## Begin Record excerpts
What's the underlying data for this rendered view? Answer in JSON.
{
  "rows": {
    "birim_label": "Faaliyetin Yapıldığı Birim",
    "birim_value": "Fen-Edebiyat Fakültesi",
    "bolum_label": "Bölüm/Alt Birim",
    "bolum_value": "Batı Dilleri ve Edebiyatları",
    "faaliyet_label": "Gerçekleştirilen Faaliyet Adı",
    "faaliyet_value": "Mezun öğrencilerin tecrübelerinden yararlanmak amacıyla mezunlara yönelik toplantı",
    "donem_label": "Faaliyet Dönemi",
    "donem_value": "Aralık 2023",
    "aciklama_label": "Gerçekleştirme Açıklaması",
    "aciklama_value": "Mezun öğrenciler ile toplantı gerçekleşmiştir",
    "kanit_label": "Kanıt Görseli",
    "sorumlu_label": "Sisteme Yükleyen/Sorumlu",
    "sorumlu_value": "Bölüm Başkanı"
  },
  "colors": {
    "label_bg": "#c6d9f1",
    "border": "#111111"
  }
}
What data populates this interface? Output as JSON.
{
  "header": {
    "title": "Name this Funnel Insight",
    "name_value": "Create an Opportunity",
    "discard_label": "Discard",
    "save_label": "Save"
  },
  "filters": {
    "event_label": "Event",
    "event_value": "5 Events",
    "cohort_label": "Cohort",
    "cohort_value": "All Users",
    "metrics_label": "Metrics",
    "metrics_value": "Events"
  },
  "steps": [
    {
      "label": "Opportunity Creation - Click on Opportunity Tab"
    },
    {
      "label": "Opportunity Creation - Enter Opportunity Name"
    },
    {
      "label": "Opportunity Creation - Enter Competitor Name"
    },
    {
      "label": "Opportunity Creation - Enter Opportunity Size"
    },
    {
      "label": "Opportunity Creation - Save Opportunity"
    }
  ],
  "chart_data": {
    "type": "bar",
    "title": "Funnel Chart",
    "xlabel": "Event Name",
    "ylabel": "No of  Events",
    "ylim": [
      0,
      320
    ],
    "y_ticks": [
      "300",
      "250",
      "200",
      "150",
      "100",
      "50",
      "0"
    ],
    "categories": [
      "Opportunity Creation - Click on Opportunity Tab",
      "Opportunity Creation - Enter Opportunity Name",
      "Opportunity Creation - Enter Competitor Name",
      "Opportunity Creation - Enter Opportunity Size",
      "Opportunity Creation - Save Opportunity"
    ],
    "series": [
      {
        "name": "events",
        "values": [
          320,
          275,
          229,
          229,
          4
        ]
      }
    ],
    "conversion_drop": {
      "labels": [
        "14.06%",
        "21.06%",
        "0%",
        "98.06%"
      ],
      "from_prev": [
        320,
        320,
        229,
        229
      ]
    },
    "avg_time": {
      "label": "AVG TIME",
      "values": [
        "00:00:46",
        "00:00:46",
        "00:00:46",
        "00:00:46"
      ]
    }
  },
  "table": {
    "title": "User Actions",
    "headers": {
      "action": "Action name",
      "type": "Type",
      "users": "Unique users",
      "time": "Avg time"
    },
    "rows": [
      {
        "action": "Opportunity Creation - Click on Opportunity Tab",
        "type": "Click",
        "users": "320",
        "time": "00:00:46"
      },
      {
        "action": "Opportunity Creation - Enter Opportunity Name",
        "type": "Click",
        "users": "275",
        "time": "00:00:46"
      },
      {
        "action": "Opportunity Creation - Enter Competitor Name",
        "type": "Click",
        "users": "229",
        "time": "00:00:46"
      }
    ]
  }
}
## End Record excerpts
To do:
Print every entry exactly as written.

Finished task:
What's the underlying data for this rendered view? Answer in JSON.
{
  "rows": {
    "birim_label": "Faaliyetin Yapıldığı Birim",
    "birim_value": "Fen-Edebiyat Fakültesi",
    "bolum_label": "Bölüm/Alt Birim",
    "bolum_value": "Batı Dilleri ve Edebiyatları",
    "faaliyet_label": "Gerçekleştirilen Faaliyet Adı",
    "faaliyet_value": "Mezun öğrencilerin tecrübelerinden yararlanmak amacıyla mezunlara yönelik toplantı",
    "donem_label": "Faaliyet Dönemi",
    "donem_value": "Aralık 2023",
    "aciklama_label": "Gerçekleştirme Açıklaması",
    "aciklama_value": "Mezun öğrenciler ile toplantı gerçekleşmiştir",
    "kanit_label": "Kanıt Görseli",
    "sorumlu_label": "Sisteme Yükleyen/Sorumlu",
    "sorumlu_value": "Bölüm Başkanı"
  },
  "colors": {
    "label_bg": "#c6d9f1",
    "border": "#111111"
  }
}
What data populates this interface? Output as JSON.
{
  "header": {
    "title": "Name this Funnel Insight",
    "name_value": "Create an Opportunity",
    "discard_label": "Discard",
    "save_label": "Save"
  },
  "filters": {
    "event_label": "Event",
    "event_value": "5 Events",
    "cohort_label": "Cohort",
    "cohort_value": "All Users",
    "metrics_label": "Metrics",
    "metrics_value": "Events"
  },
  "steps": [
    {
      "label": "Opportunity Creation - Click on Opportunity Tab"
    },
    {
      "label": "Opportunity Creation - Enter Opportunity Name"
    },
    {
      "label": "Opportunity Creation - Enter Competitor Name"
    },
    {
      "label": "Opportunity Creation - Enter Opportunity Size"
    },
    {
      "label": "Opportunity Creation - Save Opportunity"
    }
  ],
  "chart_data": {
    "type": "bar",
    "title": "Funnel Chart",
    "xlabel": "Event Name",
    "ylabel": "No of  Events",
    "ylim": [
      0,
      320
    ],
    "y_ticks": [
      "300",
      "250",
      "200",
      "150",
      "100",
      "50",
      "0"
    ],
    "categories": [
      "Opportunity Creation - Click on Opportunity Tab",
      "Opportunity Creation - Enter Opportunity Name",
      "Opportunity Creation - Enter Competitor Name",
      "Opportunity Creation - Enter Opportunity Size",
      "Opportunity Creation - Save Opportunity"
    ],
    "series": [
      {
        "name": "events",
        "values": [
          320,
          275,
          229,
          229,
          4
        ]
      }
    ],
    "conversion_drop": {
      "labels": [
        "14.06%",
        "21.06%",
        "0%",
        "98.06%"
      ],
      "from_prev": [
        320,
        320,
        229,
        229
      ]
    },
    "avg_time": {
      "label": "AVG TIME",
      "values": [
        "00:00:46",
        "00:00:46",
        "00:00:46",
        "00:00:46"
      ]
    }
  },
  "table": {
    "title": "User Actions",
    "headers": {
      "action": "Action name",
      "type": "Type",
      "users": "Unique users",
      "time": "Avg time"
    },
    "rows": [
      {
        "action": "Opportunity Creation - Click on Opportunity Tab",
        "type": "Click",
        "users": "320",
        "time": "00:00:46"
      },
      {
        "action": "Opportunity Creation - Enter Opportunity Name",
        "type": "Click",
        "users": "275",
        "time": "00:00:46"
      },
      {
        "action": "Opportunity Creation - Enter Competitor Name",
        "type": "Click",
        "users": "229",
        "time": "00:00:46"
      }
    ]
  }
}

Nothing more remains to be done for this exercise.